*EXERCISE AIM*. Give every line again exactly as it appears, please, but not the pictures.

*PROVIDED DATA*.
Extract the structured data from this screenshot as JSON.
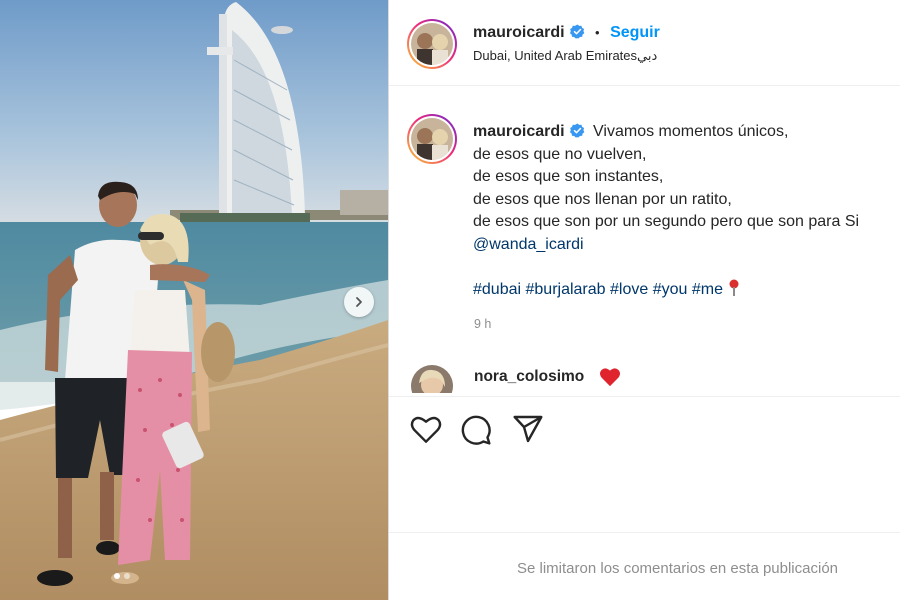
{
  "post": {
    "username": "mauroicardi",
    "verified": true,
    "separator": "•",
    "follow_label": "Seguir",
    "location": "Dubai, United Arab Emiratesدبي",
    "caption_lines": [
      "Vivamos momentos únicos,",
      "de esos que no vuelven,",
      "de esos que son instantes,",
      "de esos que nos llenan por un ratito,",
      "de esos que son por un segundo pero que son para Si"
    ],
    "mention": "@wanda_icardi",
    "hashtags": [
      "#dubai",
      "#burjalarab",
      "#love",
      "#you",
      "#me"
    ],
    "hashtag_emoji": "📍",
    "time": "9 h"
  },
  "comment": {
    "username": "nora_colosimo",
    "emoji": "heart"
  },
  "footer": {
    "comments_limited": "Se limitaron los comentarios en esta publicación"
  },
  "carousel": {
    "slide": 1,
    "slides": 2
  },
  "icons": [
    "chevron-right-icon",
    "verified-badge-icon",
    "heart-icon",
    "comment-icon",
    "share-icon",
    "red-heart-icon",
    "pin-icon"
  ],
  "colors": {
    "follow": "#0095f6",
    "link": "#00376b",
    "verified": "#3897f0",
    "muted": "#8e8e8e"
  }
}
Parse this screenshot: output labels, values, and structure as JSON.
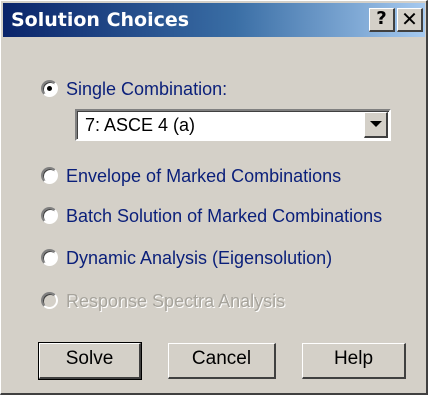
{
  "window": {
    "title": "Solution Choices",
    "help_glyph": "?",
    "close_glyph": "✕"
  },
  "options": {
    "single": "Single Combination:",
    "envelope": "Envelope of Marked Combinations",
    "batch": "Batch Solution of Marked Combinations",
    "dynamic": "Dynamic Analysis (Eigensolution)",
    "response": "Response Spectra Analysis"
  },
  "selected_option": "single",
  "combination": {
    "value": "7: ASCE 4 (a)"
  },
  "buttons": {
    "solve": "Solve",
    "cancel": "Cancel",
    "help": "Help"
  },
  "colors": {
    "title_bar": "#0a246a",
    "label_text": "#0a1f7a",
    "disabled_text": "#a7a49c",
    "face": "#d4d0c8"
  }
}
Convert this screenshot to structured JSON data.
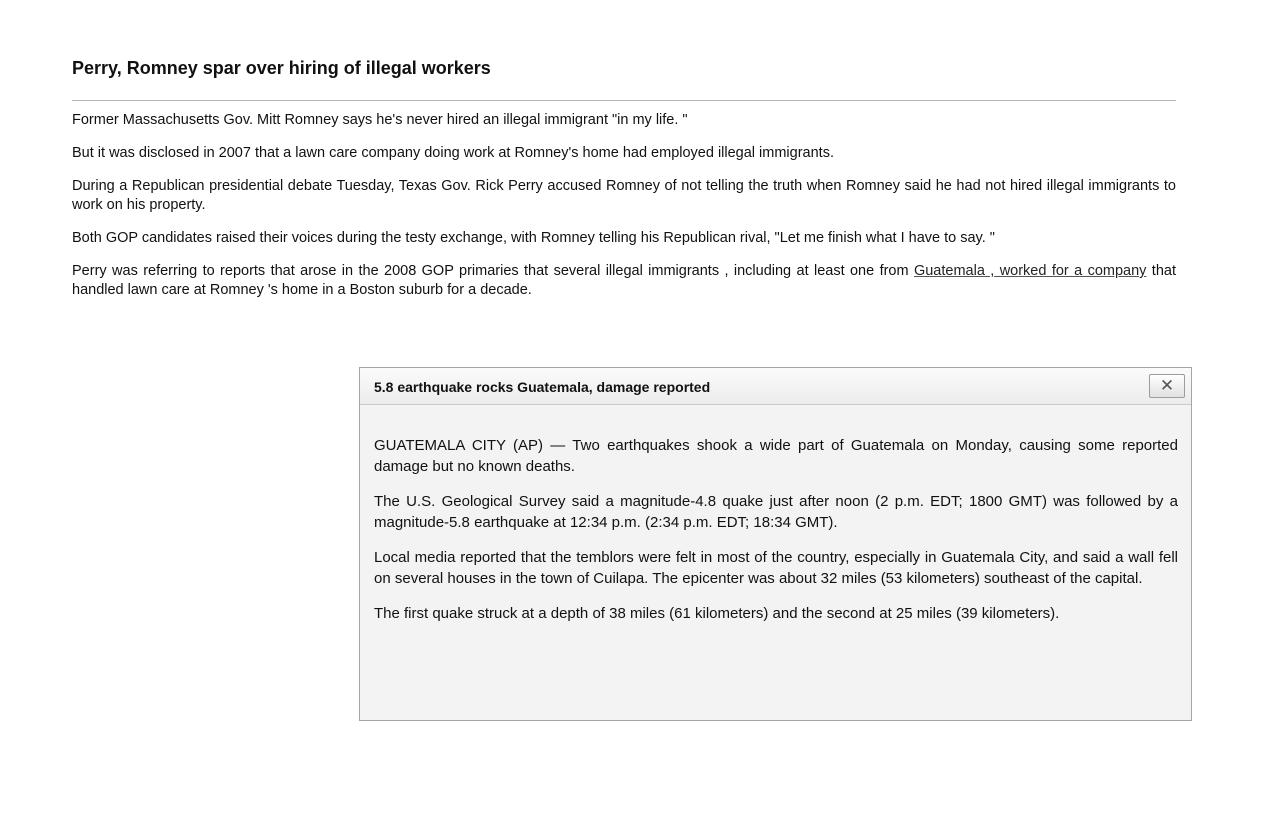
{
  "article": {
    "headline": "Perry, Romney spar over hiring of illegal workers",
    "paragraphs": [
      "Former Massachusetts Gov. Mitt Romney says he's never hired an illegal immigrant \"in my life. \"",
      "But it was disclosed in 2007 that a lawn care company doing work at Romney's home had employed illegal immigrants.",
      "During a Republican presidential debate Tuesday, Texas Gov. Rick Perry accused Romney of not telling the truth when Romney said he had not hired illegal immigrants to work on his property.",
      "Both GOP candidates raised their voices during the testy exchange, with Romney telling his Republican rival, \"Let me finish what I have to say. \""
    ],
    "last_paragraph": {
      "before": "Perry was referring to reports that arose in the 2008 GOP primaries that several illegal immigrants , including at least one from ",
      "link": "Guatemala , worked for a company",
      "after": " that handled lawn care at Romney 's home in a Boston suburb for a decade."
    }
  },
  "popup": {
    "title": "5.8 earthquake rocks Guatemala, damage reported",
    "close_glyph": "✕",
    "close_icon": "close-icon",
    "paragraphs": [
      "GUATEMALA CITY (AP) — Two earthquakes shook a wide part of Guatemala on Monday, causing some reported damage but no known deaths.",
      "The U.S. Geological Survey said a magnitude-4.8 quake just after noon (2 p.m. EDT; 1800 GMT) was followed by a magnitude-5.8 earthquake at 12:34 p.m. (2:34 p.m. EDT; 18:34 GMT).",
      "Local media reported that the temblors were felt in most of the country, especially in Guatemala City, and said a wall fell on several houses in the town of Cuilapa. The epicenter was about 32 miles (53 kilometers) southeast of the capital.",
      "The first quake struck at a depth of 38 miles (61 kilometers) and the second at 25 miles (39 kilometers)."
    ]
  }
}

*WRITTEN RESPONSE*.
Extract the structured data from this screenshot as JSON.
{
  "post": {
    "username": "mauroicardi",
    "verified": true,
    "separator": "•",
    "follow_label": "Seguir",
    "location": "Dubai, United Arab Emiratesدبي",
    "caption_lines": [
      "Vivamos momentos únicos,",
      "de esos que no vuelven,",
      "de esos que son instantes,",
      "de esos que nos llenan por un ratito,",
      "de esos que son por un segundo pero que son para Si"
    ],
    "mention": "@wanda_icardi",
    "hashtags": [
      "#dubai",
      "#burjalarab",
      "#love",
      "#you",
      "#me"
    ],
    "hashtag_emoji": "📍",
    "time": "9 h"
  },
  "comment": {
    "username": "nora_colosimo",
    "emoji": "heart"
  },
  "footer": {
    "comments_limited": "Se limitaron los comentarios en esta publicación"
  },
  "carousel": {
    "slide": 1,
    "slides": 2
  },
  "icons": [
    "chevron-right-icon",
    "verified-badge-icon",
    "heart-icon",
    "comment-icon",
    "share-icon",
    "red-heart-icon",
    "pin-icon"
  ],
  "colors": {
    "follow": "#0095f6",
    "link": "#00376b",
    "verified": "#3897f0",
    "muted": "#8e8e8e"
  }
}
Parse this screenshot: output labels, values, and structure as JSON.
{
  "window": {
    "title": "Solution Choices",
    "help_glyph": "?",
    "close_glyph": "✕"
  },
  "options": {
    "single": "Single Combination:",
    "envelope": "Envelope of Marked Combinations",
    "batch": "Batch Solution of Marked Combinations",
    "dynamic": "Dynamic Analysis (Eigensolution)",
    "response": "Response Spectra Analysis"
  },
  "selected_option": "single",
  "combination": {
    "value": "7: ASCE 4 (a)"
  },
  "buttons": {
    "solve": "Solve",
    "cancel": "Cancel",
    "help": "Help"
  },
  "colors": {
    "title_bar": "#0a246a",
    "label_text": "#0a1f7a",
    "disabled_text": "#a7a49c",
    "face": "#d4d0c8"
  }
}
Convert this screenshot to structured JSON data.
{
  "article": {
    "headline": "Perry, Romney spar over hiring of illegal workers",
    "paragraphs": [
      "Former Massachusetts Gov. Mitt Romney says he's never hired an illegal immigrant \"in my life. \"",
      "But it was disclosed in 2007 that a lawn care company doing work at Romney's home had employed illegal immigrants.",
      "During a Republican presidential debate Tuesday, Texas Gov. Rick Perry accused Romney of not telling the truth when Romney said he had not hired illegal immigrants to work on his property.",
      "Both GOP candidates raised their voices during the testy exchange, with Romney telling his Republican rival, \"Let me finish what I have to say. \""
    ],
    "last_paragraph": {
      "before": "Perry was referring to reports that arose in the 2008 GOP primaries that several illegal immigrants , including at least one from ",
      "link": "Guatemala , worked for a company",
      "after": " that handled lawn care at Romney 's home in a Boston suburb for a decade."
    }
  },
  "popup": {
    "title": "5.8 earthquake rocks Guatemala, damage reported",
    "close_glyph": "✕",
    "close_icon": "close-icon",
    "paragraphs": [
      "GUATEMALA CITY (AP) — Two earthquakes shook a wide part of Guatemala on Monday, causing some reported damage but no known deaths.",
      "The U.S. Geological Survey said a magnitude-4.8 quake just after noon (2 p.m. EDT; 1800 GMT) was followed by a magnitude-5.8 earthquake at 12:34 p.m. (2:34 p.m. EDT; 18:34 GMT).",
      "Local media reported that the temblors were felt in most of the country, especially in Guatemala City, and said a wall fell on several houses in the town of Cuilapa. The epicenter was about 32 miles (53 kilometers) southeast of the capital.",
      "The first quake struck at a depth of 38 miles (61 kilometers) and the second at 25 miles (39 kilometers)."
    ]
  }
}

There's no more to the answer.